**INSTRUCTIONS FOR THE TASK**
From the line with "Convert this screenshot" down to the final line of the material below, quote every line exactly and leave out all lines before it.

START RECORDS SUPPLIED

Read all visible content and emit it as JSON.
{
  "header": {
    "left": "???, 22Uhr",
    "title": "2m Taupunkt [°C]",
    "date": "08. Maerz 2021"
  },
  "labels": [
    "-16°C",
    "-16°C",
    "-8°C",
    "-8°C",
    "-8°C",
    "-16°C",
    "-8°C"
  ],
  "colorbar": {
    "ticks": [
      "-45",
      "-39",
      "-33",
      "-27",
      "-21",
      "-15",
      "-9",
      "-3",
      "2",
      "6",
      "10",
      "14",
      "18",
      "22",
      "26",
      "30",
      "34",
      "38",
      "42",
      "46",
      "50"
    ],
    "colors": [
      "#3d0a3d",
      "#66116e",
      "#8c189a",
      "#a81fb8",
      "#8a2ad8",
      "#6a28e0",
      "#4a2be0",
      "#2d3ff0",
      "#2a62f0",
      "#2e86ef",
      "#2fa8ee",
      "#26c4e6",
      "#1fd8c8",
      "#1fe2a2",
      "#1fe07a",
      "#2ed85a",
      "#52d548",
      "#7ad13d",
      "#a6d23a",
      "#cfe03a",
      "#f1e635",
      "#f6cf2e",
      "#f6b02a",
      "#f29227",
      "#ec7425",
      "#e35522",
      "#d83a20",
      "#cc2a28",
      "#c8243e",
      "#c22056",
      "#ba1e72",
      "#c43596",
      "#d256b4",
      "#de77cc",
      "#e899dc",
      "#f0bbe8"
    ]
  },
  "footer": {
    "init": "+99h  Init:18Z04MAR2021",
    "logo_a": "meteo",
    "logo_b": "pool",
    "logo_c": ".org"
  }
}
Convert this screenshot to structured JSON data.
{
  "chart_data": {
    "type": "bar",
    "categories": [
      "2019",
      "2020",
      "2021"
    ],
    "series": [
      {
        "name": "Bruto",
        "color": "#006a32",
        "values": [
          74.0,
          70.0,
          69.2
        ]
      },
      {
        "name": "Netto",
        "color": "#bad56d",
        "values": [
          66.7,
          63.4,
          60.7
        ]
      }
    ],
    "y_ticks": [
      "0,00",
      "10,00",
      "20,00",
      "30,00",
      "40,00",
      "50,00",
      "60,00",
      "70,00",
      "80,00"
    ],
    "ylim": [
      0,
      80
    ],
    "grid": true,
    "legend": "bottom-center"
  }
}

END RECORDS SUPPLIED

**REPLY**
Convert this screenshot to structured JSON data.
{
  "chart_data": {
    "type": "bar",
    "categories": [
      "2019",
      "2020",
      "2021"
    ],
    "series": [
      {
        "name": "Bruto",
        "color": "#006a32",
        "values": [
          74.0,
          70.0,
          69.2
        ]
      },
      {
        "name": "Netto",
        "color": "#bad56d",
        "values": [
          66.7,
          63.4,
          60.7
        ]
      }
    ],
    "y_ticks": [
      "0,00",
      "10,00",
      "20,00",
      "30,00",
      "40,00",
      "50,00",
      "60,00",
      "70,00",
      "80,00"
    ],
    "ylim": [
      0,
      80
    ],
    "grid": true,
    "legend": "bottom-center"
  }
}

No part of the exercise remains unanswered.